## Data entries

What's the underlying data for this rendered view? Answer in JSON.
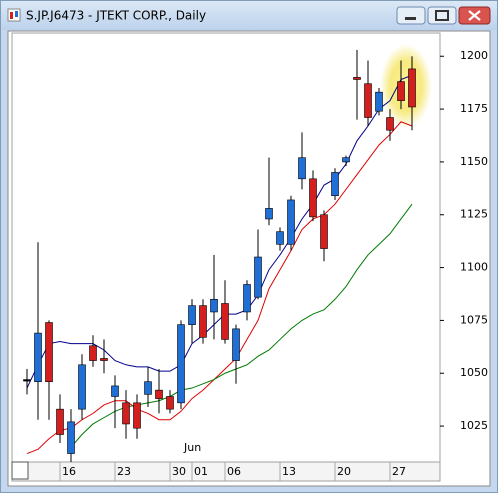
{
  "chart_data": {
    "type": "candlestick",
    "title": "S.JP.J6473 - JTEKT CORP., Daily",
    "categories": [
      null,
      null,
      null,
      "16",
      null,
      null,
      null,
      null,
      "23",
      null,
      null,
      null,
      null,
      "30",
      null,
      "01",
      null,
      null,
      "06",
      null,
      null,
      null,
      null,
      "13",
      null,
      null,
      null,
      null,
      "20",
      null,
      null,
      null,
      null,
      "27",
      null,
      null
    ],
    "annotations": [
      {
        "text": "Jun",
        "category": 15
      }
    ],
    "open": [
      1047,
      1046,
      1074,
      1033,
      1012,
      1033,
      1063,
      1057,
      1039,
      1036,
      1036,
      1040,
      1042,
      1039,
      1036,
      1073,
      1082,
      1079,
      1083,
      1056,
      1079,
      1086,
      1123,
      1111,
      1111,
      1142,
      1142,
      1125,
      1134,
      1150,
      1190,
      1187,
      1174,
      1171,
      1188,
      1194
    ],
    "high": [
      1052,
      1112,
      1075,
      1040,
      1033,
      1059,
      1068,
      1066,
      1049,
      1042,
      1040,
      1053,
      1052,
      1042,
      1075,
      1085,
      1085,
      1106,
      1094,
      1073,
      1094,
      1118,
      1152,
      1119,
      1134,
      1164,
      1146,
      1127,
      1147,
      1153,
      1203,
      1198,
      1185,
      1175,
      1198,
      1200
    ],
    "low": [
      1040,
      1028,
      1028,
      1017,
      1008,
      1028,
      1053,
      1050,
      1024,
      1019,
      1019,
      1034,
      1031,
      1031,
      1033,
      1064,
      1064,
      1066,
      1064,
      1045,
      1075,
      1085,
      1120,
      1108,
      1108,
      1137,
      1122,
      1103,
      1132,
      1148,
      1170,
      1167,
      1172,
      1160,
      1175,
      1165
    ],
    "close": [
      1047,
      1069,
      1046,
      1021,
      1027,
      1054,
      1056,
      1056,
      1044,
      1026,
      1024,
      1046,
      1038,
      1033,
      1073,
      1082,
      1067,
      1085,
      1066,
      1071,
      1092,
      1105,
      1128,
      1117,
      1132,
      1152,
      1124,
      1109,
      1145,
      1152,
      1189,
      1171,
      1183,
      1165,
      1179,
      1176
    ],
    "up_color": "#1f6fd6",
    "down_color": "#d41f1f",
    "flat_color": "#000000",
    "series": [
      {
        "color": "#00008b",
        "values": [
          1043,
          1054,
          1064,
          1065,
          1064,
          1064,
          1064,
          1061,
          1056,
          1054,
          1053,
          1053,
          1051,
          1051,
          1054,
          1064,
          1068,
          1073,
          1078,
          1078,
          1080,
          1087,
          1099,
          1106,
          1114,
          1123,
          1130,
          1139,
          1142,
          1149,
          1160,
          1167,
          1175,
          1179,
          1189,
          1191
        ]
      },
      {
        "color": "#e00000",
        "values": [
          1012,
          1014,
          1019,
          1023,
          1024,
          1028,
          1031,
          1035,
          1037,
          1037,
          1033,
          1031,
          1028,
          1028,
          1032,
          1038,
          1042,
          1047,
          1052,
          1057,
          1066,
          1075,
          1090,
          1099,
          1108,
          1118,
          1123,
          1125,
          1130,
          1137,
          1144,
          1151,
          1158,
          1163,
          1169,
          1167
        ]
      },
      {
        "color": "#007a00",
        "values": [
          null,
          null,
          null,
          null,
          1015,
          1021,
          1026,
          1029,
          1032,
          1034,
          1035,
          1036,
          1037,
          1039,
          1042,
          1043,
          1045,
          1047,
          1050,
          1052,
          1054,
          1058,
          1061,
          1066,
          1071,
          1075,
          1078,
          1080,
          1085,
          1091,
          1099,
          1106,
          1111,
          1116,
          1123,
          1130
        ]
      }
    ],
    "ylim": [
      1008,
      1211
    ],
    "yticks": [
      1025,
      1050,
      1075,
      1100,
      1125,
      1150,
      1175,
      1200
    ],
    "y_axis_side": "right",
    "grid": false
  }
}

...

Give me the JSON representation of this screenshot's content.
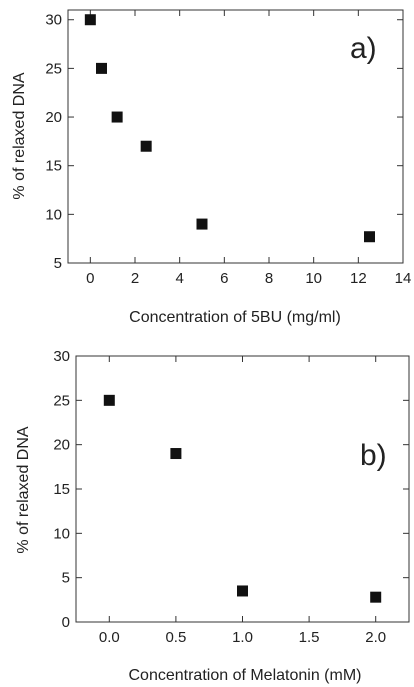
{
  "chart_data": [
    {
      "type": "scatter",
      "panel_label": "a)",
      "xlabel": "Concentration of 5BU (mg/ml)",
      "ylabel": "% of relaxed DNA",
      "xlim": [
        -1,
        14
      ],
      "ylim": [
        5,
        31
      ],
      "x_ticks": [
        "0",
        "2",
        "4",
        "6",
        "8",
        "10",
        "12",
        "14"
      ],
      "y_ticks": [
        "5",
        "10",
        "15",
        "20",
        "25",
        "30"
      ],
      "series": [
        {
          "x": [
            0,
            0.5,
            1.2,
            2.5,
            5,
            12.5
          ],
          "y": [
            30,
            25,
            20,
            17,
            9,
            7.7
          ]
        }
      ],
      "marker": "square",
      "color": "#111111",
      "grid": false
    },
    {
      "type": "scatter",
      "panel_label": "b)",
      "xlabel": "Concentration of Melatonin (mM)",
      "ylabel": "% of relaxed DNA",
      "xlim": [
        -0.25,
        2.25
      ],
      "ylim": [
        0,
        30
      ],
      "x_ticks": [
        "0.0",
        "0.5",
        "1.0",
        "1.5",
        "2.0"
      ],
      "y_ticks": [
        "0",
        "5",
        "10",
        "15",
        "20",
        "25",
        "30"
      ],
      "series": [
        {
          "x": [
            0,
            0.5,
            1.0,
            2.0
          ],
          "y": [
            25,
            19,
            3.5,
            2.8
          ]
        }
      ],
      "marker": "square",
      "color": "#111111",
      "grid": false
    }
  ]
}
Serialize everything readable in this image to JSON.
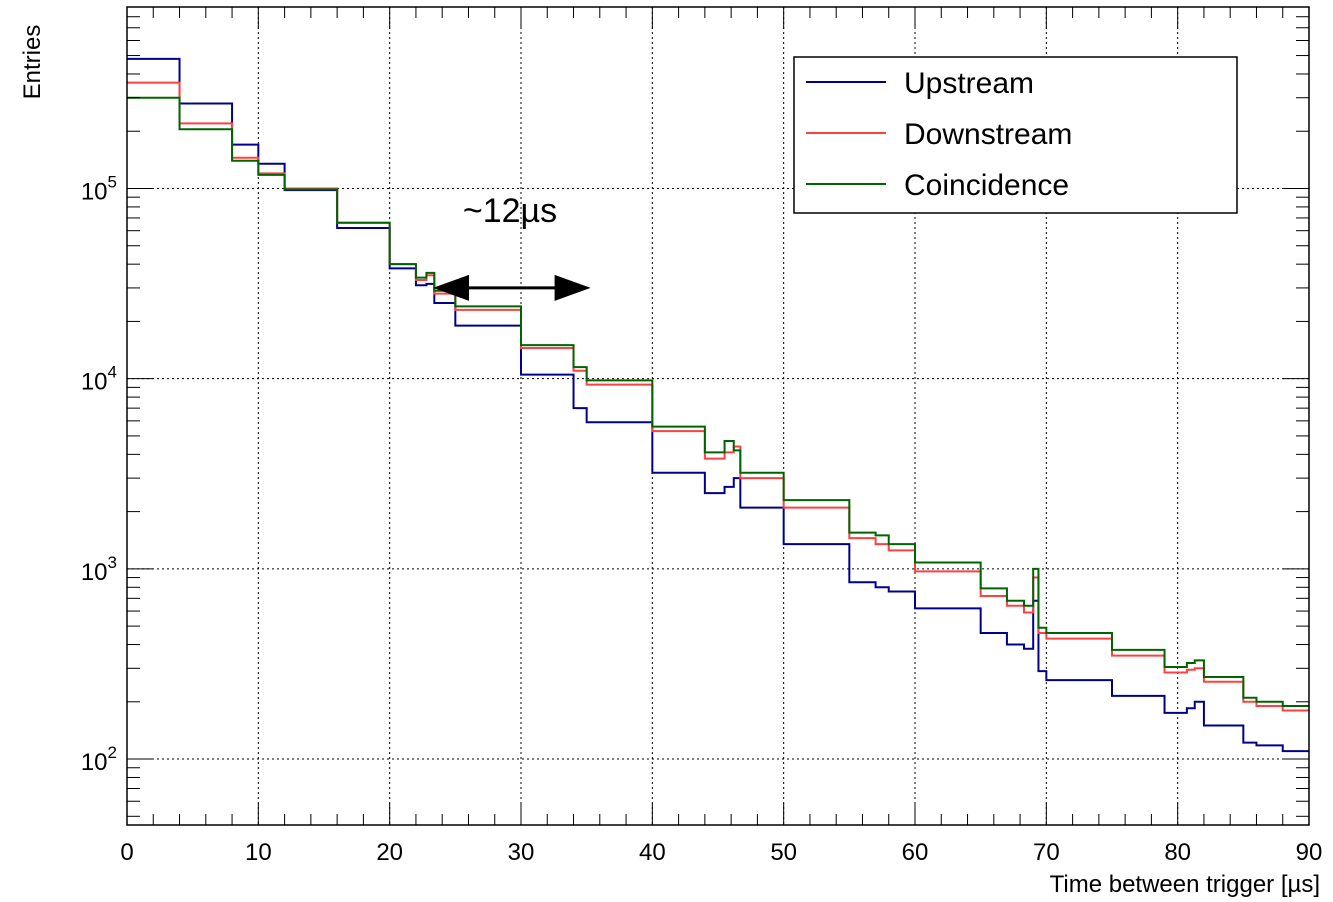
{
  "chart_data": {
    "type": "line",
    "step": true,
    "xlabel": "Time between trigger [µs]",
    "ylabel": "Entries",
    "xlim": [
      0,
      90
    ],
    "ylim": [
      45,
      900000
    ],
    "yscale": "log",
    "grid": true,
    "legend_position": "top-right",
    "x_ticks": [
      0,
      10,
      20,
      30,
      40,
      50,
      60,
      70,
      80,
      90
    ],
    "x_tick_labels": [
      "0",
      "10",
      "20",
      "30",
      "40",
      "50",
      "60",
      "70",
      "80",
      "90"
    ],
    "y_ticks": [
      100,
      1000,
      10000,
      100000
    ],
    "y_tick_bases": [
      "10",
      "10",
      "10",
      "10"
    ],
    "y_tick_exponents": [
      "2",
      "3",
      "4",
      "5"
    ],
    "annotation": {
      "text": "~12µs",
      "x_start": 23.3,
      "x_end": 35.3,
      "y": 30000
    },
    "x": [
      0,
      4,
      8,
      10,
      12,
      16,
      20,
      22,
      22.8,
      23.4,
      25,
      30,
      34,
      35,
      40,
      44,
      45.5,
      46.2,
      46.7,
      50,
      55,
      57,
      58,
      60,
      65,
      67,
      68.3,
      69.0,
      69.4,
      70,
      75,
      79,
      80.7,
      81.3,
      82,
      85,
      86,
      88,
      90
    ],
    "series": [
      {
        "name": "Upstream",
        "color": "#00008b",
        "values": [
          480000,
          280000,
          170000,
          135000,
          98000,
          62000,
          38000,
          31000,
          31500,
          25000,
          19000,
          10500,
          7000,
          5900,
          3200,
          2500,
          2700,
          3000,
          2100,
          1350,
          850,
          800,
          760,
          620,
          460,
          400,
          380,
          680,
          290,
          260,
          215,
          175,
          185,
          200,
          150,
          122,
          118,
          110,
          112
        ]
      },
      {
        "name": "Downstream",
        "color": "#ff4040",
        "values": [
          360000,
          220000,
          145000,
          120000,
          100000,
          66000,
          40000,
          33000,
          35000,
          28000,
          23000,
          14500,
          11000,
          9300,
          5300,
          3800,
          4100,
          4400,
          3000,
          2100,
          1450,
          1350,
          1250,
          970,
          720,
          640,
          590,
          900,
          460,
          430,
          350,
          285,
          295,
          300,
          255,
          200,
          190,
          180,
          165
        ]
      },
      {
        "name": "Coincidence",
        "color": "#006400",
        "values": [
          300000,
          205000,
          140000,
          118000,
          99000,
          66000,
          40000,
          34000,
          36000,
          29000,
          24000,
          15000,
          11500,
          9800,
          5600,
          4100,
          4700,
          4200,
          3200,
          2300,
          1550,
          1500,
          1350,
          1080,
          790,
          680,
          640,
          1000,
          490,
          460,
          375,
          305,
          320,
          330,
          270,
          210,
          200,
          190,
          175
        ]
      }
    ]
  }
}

## Set task
Search the preceding listing for "grid" and extract every line where it is found.

## Finished answer
    "grid": false
      "grid": false
      "grid": false
    "grid": true,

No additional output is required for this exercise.